_IL TUO COMPITO_.
Continua la recensione del film Upstream, riprendendo subito dopo la sua ultima frase.

Upstream: recensione del film, dal FEFF 2025

Presentato durante la seconda giornata del Far East Film Festival 2025 di Udine, Upstream del regista Xu Zheng offre allo spettatore uno spaccato della durissima vita condotta dai rider in Cina. Un film di denuncia che attraverso la sua umanità fa riflettere sulla condizione di vita degli “invisibili” lavoratori che costellano la nostra società offrendo un servizio impareggiabile che abbiamo ben presto iniziato a dare per scontato.

Un mercato del lavoro spietato

Protagonista del film è lo stesso Xu Zheng, che interpreta Gao Zhilei, un ingegnere informatico di quarantacinque anni che improvvisamente si ritrova disoccupato. Nonostante le sue competenze e i curriculum inviati, a causa dell’età è costretto dalle circostanze a lavorare come rider. Una professione di cui non andare fieri, soprattutto per uno come Gao laureato in una delle prestigiose università di Shangai, città in cui è ambientato il film. 
Sono proprio i sentimenti di inadeguatezza e di vergogna uno dei primi temi che risaltano in questa produzione. La difficoltà di essere nuovamente inseriti nel mondo del lavoro dopo un licenziamento appare evidente fin da subito, tra colloqui di lavoro che nemmeno si avviano dopo aver scoperto l’età del candidato e problemi dovuti a una retribuzione troppo elevata a causa delle competenze acquisite nel tempo.

Il mondo dei rider in Upstream, il film di Xu Zheng

Upstream recensione cinematographe.it

Gao si ritrova suo malgrado a doversi adattare alle nuove condizioni lavorative per mantenere la sua famiglia e assicurare il pagamento del mutuo per non perdere la casa. Il mondo dei rider risulta essere l’opposto di quanto immaginato: consegnare cibo è molto impegnativo! Un’app determina infatti la carriera della persona, che deve destreggiarsi tra puntualità dell’ordine e soddisfazione del cliente. Il protagonista impara ben presto quanto possa essere terribile ricevere una recensione negativa da parte degli acquirenti. Il film ricostruisce con efficacia le condizioni lavorative, mostrando i retroscena e il funzionamento degli ordini, focalizzandosi anche sui rapporti che si sviluppano tra rider e ristoratore, facilitando le consegne in quanto appartenenti a una categoria “privilegiata”.

_ESTRATTI DEL MATERIALE_.
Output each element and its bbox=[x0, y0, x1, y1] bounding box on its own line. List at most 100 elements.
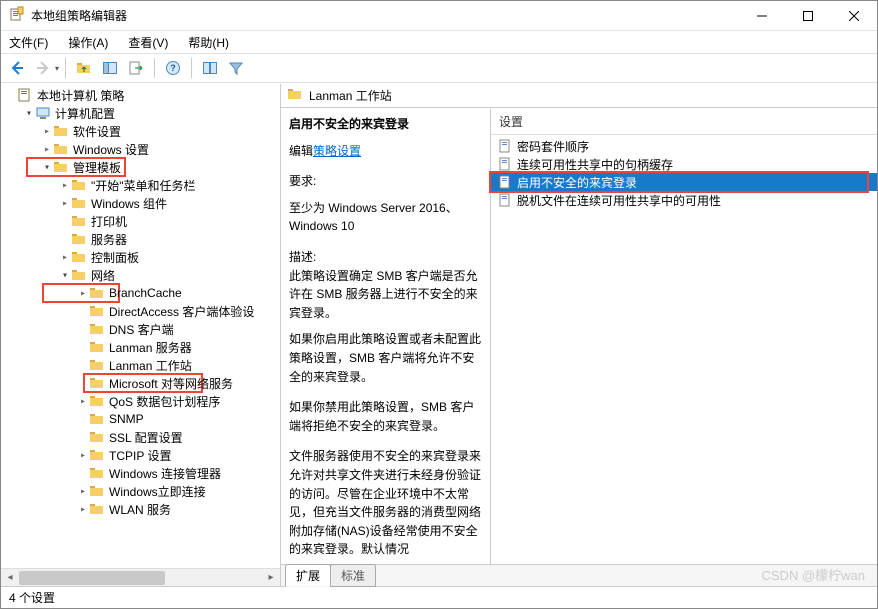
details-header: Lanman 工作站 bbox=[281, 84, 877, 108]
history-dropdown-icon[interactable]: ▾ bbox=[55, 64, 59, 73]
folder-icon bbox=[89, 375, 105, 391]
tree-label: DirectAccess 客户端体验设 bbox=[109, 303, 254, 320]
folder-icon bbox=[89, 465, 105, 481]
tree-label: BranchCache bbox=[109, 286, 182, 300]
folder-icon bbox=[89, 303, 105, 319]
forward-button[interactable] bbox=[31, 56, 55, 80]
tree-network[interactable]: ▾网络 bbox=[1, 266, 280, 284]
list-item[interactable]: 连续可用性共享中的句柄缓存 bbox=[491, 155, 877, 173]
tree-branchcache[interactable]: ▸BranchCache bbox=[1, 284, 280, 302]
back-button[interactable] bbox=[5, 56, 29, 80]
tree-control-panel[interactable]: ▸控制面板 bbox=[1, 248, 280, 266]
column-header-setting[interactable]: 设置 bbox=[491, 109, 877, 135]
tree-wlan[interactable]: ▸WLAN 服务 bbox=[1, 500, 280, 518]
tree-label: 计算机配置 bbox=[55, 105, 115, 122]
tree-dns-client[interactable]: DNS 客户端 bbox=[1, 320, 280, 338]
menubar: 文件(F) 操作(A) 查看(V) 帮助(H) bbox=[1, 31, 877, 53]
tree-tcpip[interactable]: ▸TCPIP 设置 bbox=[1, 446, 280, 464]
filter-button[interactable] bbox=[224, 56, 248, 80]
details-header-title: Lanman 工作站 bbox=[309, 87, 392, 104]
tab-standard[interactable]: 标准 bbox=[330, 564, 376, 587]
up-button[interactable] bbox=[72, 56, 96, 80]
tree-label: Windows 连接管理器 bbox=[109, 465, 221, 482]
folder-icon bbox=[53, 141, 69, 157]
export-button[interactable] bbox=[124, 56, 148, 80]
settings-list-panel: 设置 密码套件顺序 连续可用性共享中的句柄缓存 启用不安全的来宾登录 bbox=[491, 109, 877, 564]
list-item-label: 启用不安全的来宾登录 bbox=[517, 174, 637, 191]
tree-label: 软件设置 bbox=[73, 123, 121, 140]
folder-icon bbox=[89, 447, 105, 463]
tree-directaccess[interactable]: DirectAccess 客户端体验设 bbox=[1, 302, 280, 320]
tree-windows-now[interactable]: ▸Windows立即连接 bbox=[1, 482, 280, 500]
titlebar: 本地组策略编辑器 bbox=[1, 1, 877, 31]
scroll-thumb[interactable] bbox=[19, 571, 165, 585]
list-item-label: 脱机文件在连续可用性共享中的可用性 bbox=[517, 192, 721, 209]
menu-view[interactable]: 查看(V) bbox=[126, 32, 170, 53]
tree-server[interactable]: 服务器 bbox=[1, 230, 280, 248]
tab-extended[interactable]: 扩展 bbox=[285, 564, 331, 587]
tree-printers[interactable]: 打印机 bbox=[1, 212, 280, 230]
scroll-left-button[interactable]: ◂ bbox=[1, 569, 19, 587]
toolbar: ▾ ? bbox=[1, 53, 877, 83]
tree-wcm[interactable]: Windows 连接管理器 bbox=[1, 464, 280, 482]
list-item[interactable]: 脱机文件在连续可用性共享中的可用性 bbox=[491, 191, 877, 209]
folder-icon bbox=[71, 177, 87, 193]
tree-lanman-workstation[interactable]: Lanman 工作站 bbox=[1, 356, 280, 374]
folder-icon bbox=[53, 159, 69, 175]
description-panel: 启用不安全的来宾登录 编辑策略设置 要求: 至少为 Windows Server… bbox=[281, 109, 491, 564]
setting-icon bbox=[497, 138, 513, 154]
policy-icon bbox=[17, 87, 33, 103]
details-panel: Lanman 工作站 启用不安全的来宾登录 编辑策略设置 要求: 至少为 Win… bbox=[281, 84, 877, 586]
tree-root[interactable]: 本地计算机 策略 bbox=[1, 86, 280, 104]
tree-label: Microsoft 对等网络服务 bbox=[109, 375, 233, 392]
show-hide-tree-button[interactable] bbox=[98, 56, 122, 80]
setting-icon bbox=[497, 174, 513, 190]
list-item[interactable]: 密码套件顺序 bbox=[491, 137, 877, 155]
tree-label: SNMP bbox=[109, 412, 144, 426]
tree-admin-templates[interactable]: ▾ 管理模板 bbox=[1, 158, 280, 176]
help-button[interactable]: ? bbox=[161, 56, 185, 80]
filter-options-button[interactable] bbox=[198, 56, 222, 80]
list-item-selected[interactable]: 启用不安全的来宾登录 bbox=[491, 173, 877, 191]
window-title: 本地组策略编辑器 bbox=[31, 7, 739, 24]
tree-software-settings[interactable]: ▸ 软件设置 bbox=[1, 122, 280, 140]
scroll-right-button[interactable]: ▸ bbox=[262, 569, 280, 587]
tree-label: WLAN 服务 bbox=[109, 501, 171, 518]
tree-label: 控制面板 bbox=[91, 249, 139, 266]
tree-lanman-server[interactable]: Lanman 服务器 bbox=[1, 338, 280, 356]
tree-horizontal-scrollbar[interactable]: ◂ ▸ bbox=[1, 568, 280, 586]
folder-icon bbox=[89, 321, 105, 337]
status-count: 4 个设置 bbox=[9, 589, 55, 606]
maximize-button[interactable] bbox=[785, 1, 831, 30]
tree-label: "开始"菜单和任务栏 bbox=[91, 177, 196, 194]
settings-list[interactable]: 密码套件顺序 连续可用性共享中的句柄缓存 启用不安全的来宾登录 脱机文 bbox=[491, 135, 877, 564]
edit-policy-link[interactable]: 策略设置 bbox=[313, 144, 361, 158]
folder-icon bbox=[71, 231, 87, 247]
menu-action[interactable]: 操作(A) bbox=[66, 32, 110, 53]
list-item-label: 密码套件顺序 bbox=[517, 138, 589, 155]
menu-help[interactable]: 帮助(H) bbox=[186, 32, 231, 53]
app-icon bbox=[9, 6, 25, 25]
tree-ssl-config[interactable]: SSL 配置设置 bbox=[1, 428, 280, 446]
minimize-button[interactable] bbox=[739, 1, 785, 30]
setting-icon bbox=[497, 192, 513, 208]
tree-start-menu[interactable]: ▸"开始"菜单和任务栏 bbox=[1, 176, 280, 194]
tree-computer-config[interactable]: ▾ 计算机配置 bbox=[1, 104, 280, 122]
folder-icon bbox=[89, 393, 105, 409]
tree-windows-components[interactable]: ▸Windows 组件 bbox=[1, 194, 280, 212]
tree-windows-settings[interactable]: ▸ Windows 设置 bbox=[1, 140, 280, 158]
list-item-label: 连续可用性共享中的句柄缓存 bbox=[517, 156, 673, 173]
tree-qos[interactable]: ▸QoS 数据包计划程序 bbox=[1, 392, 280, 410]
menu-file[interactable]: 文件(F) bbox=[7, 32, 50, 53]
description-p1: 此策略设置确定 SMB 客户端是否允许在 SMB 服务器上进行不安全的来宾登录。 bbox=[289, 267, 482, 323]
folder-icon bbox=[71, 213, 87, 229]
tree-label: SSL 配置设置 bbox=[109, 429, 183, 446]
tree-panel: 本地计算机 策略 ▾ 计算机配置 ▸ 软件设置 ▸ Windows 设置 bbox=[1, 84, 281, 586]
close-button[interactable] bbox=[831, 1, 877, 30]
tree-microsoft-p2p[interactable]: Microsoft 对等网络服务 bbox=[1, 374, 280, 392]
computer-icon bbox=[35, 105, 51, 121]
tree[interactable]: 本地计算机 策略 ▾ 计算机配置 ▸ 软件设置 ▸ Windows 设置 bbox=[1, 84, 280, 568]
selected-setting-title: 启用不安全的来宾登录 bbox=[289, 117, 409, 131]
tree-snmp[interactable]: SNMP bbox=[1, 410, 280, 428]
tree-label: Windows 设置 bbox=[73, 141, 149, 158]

_RISULTATO DEL COMPITO_.
La categoria dei rider è una comunità molto unita, in cui una volta superata la diffidenza iniziale si sviluppano relazioni di aiuto reciproco e con i colleghi si creano legami di fratellanza durante le brevi pause tra un ordine e l’altro.  

Upstream: valutazione e conclusione

Upstream trasporta lo spettatore in una favola dolce amara dai ritmi frenetici che scorre piacevole come ascoltare l’assolo di una batteria. A livello stilistico il montaggio richiama la velocità dello stile di vita del protagonista, con le musiche che enfatizzano i momenti di svolta della storia. In una società in perenne e repentino cambiamento, il film offre un faro di speranza a tutti coloro che lavorano duramente per costruire un futuro migliore, sia per se stessi che per gli altri. Accade sempre più spesso infatti che i “colletti bianchi” perdano i privilegi considerati ormai come assodati e si ritrovino nelle stesse condizioni lavorative della classe operaia. 

Un film di denuncia del mercato del lavoro che mette al centro l’importanza dei legami famigliari come perno e punto di svolta nei momenti di crisi. L’unione e il sentimento di fratellanza che si creano emozionano e aiutano a ricordare che anche un lavoro umile come quello del rider è essenziale per gli ingranaggi della società e conferisce dignità.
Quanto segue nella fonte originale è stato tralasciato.